++++ Provided material ++++
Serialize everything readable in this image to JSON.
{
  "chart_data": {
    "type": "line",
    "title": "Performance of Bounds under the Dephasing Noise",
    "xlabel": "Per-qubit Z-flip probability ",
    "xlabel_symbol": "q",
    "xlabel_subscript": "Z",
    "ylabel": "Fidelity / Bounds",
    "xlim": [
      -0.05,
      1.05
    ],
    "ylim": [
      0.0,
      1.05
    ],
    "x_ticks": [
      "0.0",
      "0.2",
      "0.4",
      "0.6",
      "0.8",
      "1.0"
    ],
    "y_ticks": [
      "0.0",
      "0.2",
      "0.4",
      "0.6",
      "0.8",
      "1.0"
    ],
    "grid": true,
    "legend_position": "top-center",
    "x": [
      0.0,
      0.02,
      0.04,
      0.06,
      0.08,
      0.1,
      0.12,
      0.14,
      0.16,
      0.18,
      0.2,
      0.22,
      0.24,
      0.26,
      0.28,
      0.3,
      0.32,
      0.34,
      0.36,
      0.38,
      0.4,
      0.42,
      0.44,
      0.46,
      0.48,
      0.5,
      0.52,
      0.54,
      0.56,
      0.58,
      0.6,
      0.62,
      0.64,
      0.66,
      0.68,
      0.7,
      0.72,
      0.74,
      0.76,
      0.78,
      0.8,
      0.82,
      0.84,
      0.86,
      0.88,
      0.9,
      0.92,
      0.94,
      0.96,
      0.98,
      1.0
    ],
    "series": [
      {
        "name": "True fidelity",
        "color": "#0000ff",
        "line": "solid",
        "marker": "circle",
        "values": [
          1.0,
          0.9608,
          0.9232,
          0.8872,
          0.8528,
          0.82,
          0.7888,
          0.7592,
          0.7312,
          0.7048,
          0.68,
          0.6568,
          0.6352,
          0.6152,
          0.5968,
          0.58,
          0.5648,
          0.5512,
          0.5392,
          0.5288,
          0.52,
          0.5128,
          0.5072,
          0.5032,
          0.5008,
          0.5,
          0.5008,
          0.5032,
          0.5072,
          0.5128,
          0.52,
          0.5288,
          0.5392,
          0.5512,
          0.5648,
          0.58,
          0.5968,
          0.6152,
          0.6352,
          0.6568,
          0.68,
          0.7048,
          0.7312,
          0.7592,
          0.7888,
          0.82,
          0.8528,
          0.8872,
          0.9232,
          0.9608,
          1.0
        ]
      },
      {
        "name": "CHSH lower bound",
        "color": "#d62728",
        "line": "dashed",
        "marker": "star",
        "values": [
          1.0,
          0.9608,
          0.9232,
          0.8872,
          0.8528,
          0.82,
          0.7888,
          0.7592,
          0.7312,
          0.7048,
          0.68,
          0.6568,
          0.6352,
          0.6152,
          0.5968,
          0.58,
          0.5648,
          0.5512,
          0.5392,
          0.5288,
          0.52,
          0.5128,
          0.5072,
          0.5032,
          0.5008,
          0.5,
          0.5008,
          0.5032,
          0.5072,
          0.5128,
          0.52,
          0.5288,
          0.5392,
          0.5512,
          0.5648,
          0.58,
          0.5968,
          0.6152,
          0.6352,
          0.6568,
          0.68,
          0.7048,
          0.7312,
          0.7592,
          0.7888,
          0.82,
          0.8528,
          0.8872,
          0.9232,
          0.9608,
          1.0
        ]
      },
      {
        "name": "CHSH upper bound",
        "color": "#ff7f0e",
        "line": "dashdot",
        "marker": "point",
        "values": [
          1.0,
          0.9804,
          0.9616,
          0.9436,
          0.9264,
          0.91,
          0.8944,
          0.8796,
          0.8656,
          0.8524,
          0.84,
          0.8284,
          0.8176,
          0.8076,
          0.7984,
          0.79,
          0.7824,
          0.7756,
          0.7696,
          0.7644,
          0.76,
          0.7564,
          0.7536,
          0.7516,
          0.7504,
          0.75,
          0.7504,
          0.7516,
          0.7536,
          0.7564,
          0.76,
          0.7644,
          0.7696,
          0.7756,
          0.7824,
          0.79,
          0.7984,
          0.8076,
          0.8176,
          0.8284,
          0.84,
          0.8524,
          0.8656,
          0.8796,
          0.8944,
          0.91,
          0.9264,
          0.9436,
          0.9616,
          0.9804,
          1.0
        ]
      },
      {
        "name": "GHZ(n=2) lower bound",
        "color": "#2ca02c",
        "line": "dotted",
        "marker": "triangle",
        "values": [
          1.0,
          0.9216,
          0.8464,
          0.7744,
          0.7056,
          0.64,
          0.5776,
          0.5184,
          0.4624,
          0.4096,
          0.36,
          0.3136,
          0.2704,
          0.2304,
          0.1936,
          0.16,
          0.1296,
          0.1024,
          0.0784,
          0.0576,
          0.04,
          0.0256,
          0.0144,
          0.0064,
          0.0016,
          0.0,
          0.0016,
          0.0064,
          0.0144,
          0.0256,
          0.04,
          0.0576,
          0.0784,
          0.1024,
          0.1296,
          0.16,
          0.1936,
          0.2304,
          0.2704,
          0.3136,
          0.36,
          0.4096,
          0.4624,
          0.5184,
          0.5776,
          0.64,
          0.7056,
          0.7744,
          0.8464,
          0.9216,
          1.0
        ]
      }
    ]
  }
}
++++
_Exercise directions_
Sift through the entries and copy every line with "Bounds".

_Exercise response_
    "title": "Performance of Bounds under the Dephasing Noise",
    "ylabel": "Fidelity / Bounds",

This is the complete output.